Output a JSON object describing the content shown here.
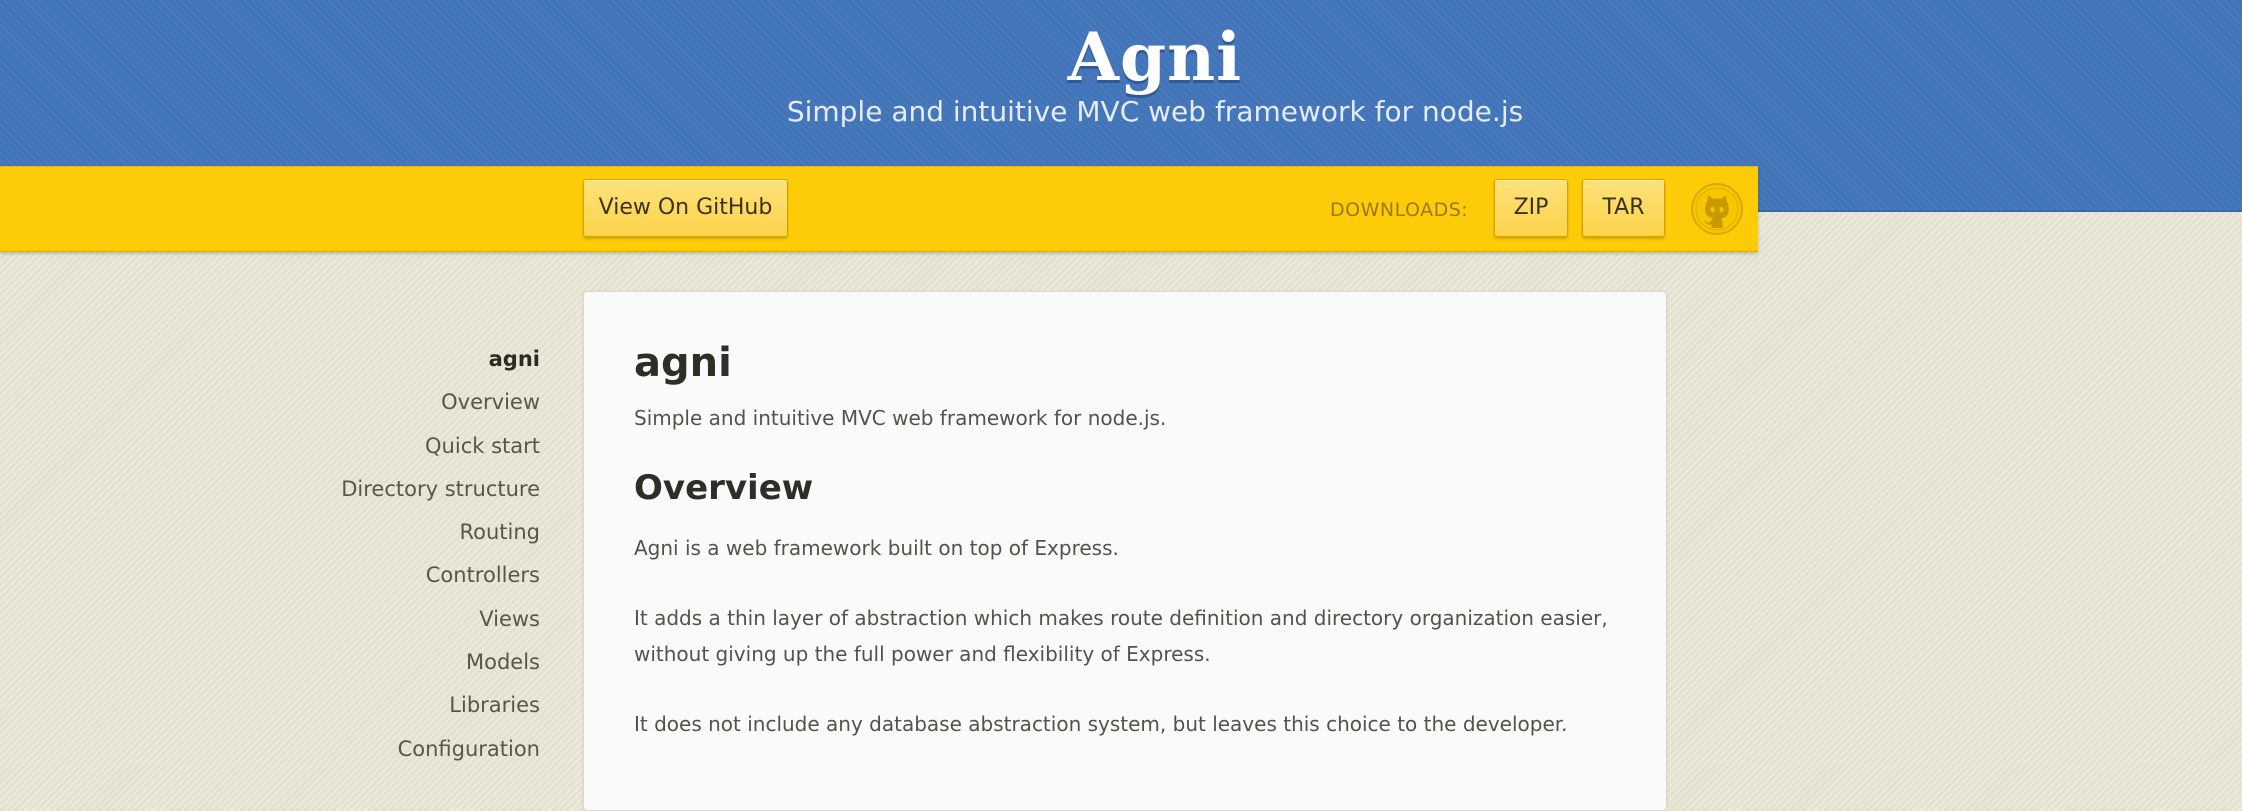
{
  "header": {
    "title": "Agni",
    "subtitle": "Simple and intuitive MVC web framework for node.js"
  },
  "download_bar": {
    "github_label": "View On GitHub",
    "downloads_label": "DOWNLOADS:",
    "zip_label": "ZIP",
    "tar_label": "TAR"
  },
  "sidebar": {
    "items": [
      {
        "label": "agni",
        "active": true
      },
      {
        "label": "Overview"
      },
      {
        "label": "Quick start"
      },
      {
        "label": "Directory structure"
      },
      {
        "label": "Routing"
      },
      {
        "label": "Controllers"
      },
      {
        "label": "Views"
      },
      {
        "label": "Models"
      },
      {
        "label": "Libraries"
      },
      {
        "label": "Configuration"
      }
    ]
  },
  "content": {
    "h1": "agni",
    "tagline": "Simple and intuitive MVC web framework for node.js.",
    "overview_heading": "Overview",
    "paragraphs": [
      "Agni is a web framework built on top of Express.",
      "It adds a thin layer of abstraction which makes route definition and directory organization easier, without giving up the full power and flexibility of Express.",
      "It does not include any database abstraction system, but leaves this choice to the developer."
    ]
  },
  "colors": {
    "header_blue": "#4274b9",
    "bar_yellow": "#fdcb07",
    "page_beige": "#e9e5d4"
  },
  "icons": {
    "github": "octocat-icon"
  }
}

* * *

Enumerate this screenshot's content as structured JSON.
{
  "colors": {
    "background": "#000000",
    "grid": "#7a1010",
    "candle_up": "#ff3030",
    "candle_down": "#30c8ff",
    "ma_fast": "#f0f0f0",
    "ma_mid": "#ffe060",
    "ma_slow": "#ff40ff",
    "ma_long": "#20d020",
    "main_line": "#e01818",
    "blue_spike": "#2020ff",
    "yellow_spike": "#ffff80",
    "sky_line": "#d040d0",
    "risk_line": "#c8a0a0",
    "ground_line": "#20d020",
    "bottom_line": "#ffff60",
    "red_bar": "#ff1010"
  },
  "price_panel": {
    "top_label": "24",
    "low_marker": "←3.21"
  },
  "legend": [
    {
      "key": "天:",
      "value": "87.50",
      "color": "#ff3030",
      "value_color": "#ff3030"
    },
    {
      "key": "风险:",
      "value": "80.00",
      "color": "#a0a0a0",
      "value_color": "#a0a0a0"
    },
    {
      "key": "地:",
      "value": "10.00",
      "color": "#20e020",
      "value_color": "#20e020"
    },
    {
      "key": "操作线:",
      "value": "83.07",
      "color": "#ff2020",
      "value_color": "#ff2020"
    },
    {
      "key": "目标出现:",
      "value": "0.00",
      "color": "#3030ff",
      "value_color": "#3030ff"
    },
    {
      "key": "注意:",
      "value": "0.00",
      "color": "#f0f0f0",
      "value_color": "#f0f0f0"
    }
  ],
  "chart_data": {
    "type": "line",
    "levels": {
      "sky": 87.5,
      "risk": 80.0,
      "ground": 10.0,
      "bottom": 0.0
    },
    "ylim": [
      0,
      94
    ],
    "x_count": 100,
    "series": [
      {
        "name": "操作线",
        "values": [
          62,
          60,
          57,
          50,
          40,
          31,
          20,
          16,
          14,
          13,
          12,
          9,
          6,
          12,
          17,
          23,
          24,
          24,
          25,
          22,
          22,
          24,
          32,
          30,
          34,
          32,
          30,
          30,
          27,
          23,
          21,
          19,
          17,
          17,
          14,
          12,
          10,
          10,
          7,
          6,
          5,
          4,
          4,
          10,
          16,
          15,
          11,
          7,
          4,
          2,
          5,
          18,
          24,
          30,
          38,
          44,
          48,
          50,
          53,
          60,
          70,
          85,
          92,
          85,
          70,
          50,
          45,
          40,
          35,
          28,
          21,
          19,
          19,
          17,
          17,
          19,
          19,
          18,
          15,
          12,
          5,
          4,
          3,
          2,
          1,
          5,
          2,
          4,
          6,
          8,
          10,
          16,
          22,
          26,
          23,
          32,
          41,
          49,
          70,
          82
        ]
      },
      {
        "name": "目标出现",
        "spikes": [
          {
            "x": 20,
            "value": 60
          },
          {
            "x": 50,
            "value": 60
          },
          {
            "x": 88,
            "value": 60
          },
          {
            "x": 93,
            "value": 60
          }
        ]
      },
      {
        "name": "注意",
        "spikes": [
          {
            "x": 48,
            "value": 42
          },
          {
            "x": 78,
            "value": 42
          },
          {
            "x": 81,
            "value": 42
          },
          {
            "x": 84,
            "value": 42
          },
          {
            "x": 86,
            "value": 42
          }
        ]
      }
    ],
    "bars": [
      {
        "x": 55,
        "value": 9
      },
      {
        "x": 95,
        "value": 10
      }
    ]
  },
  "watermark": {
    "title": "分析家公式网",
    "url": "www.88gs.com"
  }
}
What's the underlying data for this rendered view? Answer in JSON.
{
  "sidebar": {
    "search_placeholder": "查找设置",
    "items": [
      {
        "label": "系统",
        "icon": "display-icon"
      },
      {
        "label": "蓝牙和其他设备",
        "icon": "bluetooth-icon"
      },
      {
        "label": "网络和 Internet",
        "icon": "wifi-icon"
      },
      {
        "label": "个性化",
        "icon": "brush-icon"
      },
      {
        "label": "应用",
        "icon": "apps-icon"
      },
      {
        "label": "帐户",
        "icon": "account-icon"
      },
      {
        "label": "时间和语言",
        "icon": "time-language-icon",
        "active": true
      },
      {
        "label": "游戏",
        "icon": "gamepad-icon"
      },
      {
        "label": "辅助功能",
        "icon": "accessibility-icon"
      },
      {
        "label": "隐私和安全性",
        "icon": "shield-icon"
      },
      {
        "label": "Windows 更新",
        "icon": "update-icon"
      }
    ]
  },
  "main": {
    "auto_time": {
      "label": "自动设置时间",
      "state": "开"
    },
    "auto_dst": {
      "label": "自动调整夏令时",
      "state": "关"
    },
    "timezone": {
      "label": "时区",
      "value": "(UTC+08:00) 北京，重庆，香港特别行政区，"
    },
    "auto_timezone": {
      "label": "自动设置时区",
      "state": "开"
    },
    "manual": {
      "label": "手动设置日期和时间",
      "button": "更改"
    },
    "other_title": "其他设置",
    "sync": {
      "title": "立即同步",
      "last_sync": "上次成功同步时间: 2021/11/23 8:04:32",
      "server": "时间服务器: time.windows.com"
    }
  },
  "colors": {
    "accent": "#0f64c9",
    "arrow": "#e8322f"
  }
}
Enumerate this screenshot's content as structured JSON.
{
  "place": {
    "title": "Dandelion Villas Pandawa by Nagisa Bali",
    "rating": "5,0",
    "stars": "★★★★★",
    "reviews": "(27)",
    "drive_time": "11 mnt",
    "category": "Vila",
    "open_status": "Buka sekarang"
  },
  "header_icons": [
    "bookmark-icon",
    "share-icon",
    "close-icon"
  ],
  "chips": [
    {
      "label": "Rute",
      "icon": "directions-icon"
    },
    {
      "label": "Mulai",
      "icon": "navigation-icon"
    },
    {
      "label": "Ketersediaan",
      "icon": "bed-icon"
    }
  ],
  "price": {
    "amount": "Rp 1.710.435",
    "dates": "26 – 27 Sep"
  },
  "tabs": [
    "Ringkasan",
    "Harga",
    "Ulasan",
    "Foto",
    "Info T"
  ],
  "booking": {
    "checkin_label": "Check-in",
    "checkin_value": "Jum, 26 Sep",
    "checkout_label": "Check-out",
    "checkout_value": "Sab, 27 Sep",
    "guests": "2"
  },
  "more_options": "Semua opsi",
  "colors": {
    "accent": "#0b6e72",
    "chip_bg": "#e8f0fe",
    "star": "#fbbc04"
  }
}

Requirements => The word "this" appears in how many lines of the data? Answer with only the number.

Finished task => 4